▽
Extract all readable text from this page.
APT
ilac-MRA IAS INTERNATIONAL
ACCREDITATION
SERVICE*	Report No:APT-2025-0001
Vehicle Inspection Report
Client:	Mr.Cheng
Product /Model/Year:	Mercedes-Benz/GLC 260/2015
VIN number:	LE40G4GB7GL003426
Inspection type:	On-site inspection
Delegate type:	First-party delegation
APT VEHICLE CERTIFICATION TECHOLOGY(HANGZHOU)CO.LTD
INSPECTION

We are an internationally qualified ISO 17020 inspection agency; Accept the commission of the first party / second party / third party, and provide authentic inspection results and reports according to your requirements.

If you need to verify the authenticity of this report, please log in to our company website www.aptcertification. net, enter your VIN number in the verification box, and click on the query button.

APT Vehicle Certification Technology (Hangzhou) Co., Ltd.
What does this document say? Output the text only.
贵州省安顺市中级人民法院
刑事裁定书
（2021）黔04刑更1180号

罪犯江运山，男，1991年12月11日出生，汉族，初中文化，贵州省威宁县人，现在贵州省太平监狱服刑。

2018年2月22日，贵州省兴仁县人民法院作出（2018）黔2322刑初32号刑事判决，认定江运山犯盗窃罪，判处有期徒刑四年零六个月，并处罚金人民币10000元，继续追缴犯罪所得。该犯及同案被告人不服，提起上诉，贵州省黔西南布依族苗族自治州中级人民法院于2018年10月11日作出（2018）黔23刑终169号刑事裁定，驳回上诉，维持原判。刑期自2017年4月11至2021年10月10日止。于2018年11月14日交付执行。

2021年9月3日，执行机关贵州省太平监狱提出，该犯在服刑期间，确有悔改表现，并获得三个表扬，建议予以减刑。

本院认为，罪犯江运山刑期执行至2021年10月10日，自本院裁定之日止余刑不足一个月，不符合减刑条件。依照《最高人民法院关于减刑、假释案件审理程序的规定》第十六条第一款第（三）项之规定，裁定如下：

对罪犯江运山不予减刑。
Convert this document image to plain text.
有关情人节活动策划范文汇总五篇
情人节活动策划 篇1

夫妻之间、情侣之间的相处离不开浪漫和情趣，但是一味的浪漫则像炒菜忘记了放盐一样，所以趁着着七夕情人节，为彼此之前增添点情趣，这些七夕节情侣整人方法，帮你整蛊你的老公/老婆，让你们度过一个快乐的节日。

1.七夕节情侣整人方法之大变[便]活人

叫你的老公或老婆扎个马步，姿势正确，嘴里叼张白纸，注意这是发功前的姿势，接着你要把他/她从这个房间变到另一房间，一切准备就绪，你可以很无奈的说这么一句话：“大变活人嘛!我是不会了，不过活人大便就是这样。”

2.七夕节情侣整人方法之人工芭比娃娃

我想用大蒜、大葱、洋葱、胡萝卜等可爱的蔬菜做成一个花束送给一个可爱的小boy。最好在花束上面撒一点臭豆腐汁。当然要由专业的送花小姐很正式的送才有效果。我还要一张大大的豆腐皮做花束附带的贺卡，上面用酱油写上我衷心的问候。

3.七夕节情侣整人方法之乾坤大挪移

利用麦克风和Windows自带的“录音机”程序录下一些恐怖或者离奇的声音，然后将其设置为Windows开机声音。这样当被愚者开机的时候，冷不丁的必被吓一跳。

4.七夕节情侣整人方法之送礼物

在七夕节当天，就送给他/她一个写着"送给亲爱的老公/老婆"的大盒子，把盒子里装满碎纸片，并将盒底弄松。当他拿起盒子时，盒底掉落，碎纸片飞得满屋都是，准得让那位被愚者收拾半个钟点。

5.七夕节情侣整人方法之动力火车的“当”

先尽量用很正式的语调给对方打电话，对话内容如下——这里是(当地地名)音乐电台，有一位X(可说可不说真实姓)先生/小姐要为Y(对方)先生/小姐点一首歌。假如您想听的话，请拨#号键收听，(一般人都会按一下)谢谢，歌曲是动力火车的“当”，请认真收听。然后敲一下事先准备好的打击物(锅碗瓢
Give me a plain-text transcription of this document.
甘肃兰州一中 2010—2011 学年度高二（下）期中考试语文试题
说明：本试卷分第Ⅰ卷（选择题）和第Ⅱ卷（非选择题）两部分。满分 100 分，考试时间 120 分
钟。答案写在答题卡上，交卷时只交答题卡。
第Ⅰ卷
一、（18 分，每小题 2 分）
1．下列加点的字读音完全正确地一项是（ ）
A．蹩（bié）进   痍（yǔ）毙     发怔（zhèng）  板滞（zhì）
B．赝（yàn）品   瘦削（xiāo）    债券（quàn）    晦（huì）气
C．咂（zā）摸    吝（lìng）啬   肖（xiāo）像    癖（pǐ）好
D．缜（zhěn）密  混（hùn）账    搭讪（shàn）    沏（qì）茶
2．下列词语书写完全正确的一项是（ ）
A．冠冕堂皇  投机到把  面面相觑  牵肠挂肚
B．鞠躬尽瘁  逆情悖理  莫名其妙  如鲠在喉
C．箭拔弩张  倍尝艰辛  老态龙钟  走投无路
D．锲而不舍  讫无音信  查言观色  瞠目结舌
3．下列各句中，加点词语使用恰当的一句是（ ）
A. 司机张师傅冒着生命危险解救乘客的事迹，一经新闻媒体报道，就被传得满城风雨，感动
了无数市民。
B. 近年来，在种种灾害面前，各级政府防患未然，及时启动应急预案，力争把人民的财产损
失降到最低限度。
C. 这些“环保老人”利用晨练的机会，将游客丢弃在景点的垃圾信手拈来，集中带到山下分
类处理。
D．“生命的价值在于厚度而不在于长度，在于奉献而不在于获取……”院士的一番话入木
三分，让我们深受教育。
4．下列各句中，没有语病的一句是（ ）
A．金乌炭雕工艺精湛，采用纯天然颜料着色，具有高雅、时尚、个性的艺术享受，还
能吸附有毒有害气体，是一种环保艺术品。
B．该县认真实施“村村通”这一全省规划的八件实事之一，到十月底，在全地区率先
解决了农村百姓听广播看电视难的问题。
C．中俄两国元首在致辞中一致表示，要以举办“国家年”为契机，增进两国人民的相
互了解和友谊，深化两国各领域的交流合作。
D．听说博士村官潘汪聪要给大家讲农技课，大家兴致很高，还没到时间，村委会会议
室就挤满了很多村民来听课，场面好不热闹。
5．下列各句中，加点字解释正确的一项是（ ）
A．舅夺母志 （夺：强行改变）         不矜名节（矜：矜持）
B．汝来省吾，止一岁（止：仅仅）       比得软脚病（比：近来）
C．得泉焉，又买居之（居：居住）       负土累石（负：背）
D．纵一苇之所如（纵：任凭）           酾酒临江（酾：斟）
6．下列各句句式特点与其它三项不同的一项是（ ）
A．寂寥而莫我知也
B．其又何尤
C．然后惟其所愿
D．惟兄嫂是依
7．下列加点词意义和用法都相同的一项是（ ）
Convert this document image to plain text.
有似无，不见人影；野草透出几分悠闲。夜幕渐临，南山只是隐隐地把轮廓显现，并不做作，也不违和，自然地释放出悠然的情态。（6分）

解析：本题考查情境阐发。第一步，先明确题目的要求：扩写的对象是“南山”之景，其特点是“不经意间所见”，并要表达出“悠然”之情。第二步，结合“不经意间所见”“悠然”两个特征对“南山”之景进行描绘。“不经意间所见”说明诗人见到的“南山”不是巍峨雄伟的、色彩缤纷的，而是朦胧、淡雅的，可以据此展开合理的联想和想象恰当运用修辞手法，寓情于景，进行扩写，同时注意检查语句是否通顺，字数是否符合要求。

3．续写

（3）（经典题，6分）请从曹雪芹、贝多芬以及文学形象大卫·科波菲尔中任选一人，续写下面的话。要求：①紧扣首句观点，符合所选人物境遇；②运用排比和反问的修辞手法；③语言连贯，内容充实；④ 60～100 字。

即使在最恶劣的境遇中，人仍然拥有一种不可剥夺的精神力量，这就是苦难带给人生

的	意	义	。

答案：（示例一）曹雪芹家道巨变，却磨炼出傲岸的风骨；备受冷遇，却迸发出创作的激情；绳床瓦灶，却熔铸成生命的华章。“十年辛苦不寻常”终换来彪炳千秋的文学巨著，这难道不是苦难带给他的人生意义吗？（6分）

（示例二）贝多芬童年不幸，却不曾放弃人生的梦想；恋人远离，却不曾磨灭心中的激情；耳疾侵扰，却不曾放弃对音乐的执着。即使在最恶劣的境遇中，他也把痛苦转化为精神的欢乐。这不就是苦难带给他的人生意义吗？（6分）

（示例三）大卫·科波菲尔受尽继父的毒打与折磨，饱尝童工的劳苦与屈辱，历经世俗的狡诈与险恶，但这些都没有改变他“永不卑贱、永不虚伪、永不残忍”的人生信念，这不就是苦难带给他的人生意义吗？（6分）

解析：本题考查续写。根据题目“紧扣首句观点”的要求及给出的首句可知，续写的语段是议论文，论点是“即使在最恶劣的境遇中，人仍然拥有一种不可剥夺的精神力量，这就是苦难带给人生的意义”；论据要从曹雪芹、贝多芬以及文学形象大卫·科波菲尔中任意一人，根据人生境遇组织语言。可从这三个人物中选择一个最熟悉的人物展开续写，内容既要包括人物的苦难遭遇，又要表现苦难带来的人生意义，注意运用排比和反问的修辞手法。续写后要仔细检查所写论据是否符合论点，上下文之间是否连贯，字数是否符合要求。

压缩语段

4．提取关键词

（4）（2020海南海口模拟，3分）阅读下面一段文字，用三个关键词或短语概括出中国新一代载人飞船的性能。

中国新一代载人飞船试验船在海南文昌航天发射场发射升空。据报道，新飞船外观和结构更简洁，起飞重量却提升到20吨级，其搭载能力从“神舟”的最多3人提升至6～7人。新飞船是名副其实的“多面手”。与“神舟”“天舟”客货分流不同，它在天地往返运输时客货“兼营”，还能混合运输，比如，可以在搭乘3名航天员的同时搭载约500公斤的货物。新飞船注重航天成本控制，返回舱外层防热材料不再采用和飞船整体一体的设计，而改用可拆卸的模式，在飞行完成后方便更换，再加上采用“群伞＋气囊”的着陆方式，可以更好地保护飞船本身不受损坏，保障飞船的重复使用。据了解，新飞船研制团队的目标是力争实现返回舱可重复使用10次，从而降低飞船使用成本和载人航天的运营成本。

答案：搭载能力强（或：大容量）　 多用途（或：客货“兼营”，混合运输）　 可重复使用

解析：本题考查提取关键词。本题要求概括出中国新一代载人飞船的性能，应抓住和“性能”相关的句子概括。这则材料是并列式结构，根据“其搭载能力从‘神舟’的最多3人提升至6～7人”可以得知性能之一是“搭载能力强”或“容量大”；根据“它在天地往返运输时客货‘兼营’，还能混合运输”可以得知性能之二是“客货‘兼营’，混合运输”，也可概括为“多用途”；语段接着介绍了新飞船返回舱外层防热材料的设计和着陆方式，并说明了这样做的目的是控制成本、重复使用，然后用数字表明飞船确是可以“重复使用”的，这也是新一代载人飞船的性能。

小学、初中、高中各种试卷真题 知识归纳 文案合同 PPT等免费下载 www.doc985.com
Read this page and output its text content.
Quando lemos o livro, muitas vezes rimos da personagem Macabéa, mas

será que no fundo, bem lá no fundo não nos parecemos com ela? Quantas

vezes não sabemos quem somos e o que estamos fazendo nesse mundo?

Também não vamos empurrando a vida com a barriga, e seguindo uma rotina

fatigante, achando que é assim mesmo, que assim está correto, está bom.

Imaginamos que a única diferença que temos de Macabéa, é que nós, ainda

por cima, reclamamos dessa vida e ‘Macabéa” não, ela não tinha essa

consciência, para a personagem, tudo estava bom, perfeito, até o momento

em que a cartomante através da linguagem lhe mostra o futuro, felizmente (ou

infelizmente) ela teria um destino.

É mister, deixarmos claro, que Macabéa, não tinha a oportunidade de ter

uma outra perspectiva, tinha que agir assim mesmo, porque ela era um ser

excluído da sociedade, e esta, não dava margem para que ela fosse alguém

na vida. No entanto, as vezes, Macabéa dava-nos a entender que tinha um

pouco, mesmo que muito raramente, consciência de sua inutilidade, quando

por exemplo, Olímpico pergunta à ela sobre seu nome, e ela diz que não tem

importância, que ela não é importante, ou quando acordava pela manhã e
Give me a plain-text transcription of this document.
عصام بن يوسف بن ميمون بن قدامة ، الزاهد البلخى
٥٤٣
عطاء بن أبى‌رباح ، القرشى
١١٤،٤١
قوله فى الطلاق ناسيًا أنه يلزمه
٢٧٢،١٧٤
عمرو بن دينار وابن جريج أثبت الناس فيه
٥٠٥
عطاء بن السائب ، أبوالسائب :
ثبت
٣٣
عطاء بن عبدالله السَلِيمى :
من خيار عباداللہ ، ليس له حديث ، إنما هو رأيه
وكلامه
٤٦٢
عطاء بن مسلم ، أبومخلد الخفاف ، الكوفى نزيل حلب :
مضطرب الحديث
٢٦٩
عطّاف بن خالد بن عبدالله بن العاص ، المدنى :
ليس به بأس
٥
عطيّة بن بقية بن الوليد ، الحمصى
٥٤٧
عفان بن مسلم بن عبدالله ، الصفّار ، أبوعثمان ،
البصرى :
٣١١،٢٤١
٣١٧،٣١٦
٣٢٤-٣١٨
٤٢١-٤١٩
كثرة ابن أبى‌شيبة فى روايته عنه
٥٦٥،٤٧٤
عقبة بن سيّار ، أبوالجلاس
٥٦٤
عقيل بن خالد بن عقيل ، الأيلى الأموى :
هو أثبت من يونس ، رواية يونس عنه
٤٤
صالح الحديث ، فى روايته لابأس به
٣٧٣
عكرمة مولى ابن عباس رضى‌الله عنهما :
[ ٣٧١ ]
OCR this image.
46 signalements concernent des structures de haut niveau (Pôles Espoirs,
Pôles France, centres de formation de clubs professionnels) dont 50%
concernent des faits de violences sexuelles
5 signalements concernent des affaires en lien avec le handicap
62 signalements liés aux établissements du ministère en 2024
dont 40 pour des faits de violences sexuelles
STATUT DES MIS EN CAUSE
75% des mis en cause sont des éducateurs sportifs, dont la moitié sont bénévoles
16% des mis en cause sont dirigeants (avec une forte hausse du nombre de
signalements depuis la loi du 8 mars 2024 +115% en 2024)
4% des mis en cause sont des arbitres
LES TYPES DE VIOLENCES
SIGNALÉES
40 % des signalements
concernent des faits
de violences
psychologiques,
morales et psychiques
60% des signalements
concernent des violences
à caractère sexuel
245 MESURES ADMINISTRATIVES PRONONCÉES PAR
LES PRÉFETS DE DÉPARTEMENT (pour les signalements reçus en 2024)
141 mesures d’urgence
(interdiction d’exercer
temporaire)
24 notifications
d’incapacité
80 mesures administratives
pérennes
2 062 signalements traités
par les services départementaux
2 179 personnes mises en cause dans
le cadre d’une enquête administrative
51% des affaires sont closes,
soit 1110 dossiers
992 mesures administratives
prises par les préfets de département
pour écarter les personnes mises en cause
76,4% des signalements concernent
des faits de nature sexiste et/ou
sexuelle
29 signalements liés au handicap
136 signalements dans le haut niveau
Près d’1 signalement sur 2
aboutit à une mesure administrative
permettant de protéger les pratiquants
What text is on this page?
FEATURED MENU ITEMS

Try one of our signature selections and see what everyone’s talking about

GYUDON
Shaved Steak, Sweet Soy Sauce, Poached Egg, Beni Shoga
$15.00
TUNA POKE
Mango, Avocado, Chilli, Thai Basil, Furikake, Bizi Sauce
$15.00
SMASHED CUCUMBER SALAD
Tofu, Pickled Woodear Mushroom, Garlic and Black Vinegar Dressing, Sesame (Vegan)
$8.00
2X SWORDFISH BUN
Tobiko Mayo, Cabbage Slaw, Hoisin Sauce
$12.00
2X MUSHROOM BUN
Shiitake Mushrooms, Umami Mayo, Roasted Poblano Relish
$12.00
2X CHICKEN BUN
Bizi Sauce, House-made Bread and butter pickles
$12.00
△
# Work instructions
Using the records above, find and show each line with the string "عبدالله".

# The completed task
عطاء بن عبدالله السَلِيمى :
عطّاف بن خالد بن عبدالله بن العاص ، المدنى :
عفان بن مسلم بن عبدالله ، الصفّار ، أبوعثمان ،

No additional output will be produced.